(Task goal): Gather all lines from the material that contain "EURUSD".

********************

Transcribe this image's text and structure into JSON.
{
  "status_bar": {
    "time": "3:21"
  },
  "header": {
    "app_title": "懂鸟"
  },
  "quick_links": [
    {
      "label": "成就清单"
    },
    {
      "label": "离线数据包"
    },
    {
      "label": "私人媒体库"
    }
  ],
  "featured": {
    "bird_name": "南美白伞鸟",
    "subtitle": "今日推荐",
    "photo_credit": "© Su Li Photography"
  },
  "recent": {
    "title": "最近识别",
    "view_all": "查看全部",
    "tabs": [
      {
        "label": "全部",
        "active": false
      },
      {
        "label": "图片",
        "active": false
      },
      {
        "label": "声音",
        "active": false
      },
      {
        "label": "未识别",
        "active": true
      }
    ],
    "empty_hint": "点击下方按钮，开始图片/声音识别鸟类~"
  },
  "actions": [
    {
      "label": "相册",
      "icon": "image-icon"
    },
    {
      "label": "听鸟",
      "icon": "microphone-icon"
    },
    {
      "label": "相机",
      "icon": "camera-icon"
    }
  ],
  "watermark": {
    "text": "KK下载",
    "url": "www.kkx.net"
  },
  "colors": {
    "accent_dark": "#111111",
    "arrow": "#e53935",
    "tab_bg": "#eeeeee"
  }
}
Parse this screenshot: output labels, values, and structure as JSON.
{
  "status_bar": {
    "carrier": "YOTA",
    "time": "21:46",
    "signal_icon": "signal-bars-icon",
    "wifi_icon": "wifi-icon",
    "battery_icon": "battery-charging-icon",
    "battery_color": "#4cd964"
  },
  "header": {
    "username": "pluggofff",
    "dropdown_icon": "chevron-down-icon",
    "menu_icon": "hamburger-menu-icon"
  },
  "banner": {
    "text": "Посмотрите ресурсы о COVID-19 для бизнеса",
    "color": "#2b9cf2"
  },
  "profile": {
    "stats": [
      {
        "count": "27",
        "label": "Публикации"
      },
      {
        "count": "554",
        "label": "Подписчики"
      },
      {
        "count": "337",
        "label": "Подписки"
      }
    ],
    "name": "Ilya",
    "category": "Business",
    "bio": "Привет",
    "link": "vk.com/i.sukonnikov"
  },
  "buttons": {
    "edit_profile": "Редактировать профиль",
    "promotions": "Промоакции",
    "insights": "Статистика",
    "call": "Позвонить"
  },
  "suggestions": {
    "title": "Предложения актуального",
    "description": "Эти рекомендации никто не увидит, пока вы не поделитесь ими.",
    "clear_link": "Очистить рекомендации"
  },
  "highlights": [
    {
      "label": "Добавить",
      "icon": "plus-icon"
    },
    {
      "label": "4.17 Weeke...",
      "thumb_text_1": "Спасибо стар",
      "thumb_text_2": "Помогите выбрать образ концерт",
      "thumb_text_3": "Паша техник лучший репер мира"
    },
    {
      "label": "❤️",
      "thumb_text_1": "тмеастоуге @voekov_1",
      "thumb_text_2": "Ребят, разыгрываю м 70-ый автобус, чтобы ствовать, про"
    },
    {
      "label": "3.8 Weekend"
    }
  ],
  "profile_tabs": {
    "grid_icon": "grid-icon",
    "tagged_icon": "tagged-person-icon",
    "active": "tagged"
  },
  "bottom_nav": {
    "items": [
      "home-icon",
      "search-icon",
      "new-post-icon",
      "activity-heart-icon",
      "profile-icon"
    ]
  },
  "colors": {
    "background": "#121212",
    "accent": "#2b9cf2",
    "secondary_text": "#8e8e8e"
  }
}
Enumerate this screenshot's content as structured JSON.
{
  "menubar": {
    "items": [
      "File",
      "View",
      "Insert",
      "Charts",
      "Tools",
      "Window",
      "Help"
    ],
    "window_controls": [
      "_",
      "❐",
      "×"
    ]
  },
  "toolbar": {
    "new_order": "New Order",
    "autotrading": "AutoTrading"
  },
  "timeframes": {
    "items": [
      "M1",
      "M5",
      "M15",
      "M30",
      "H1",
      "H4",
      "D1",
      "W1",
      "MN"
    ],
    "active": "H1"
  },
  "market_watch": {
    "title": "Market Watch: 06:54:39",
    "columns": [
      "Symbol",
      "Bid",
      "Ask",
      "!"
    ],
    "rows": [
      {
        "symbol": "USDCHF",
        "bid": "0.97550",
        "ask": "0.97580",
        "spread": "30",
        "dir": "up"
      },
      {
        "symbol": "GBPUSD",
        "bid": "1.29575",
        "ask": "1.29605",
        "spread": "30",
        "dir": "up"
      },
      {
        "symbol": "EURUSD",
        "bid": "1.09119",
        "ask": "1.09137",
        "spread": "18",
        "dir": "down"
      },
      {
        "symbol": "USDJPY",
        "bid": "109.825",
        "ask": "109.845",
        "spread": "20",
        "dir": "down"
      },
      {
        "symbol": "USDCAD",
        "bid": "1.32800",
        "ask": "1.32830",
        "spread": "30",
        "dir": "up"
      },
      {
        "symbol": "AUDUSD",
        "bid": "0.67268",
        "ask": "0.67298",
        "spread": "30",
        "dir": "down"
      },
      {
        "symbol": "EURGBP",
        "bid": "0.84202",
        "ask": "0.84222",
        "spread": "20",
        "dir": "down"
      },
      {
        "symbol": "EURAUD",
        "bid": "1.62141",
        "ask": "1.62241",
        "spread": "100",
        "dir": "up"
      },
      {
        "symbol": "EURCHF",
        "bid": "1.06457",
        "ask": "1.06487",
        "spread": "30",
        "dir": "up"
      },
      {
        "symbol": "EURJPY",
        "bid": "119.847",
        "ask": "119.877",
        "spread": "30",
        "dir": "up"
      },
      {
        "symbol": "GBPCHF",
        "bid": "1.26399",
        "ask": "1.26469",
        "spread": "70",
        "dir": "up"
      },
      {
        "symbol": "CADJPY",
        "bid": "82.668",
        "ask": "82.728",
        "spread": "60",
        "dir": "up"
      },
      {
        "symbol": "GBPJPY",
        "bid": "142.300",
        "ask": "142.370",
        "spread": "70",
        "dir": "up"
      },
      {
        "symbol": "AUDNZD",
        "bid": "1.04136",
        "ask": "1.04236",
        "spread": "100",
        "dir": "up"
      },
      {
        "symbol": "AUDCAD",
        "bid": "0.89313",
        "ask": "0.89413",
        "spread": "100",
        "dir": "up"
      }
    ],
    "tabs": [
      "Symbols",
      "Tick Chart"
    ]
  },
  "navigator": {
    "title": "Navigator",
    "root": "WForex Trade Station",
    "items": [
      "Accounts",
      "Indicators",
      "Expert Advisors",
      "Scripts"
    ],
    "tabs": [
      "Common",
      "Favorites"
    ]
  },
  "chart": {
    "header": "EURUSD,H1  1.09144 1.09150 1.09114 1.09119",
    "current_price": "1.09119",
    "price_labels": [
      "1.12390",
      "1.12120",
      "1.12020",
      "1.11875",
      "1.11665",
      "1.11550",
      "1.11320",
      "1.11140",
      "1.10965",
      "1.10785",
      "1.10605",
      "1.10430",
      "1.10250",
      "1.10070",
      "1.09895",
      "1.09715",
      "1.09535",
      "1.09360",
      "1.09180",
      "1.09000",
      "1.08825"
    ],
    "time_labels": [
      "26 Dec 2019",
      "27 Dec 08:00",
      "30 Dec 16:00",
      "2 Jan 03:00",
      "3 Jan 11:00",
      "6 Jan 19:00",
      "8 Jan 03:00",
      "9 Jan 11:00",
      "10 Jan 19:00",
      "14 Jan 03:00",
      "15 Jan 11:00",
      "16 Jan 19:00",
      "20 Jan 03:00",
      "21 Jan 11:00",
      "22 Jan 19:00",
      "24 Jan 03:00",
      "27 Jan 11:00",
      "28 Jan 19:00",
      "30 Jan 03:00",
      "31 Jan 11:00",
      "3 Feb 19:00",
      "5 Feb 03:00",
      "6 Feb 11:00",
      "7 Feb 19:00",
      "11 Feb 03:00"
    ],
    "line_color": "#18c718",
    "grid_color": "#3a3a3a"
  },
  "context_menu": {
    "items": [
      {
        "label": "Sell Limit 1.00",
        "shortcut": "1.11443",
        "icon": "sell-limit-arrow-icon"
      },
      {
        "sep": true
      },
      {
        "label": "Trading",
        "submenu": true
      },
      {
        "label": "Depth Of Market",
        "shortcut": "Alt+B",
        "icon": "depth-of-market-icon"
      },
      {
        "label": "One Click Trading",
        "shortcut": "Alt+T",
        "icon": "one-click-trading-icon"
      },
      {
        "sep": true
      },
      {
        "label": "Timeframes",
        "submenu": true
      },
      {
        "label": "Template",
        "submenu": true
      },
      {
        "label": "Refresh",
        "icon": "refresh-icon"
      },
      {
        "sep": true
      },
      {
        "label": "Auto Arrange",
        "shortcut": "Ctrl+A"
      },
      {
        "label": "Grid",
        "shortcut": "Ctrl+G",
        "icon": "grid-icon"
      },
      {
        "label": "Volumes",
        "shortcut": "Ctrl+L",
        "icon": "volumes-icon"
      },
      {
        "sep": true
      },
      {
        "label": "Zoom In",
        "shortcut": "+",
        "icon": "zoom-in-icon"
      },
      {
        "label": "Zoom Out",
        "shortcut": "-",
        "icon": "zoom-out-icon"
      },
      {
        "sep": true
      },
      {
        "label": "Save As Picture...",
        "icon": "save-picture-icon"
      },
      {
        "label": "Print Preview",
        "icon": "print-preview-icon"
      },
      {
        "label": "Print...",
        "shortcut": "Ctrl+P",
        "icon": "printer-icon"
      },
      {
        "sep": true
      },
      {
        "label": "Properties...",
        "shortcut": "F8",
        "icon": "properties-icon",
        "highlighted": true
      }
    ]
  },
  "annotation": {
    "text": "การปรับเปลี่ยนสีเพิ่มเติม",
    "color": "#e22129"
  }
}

********************

(Solution for this exercise):
        "symbol": "EURUSD",
    "header": "EURUSD,H1  1.09144 1.09150 1.09114 1.09119",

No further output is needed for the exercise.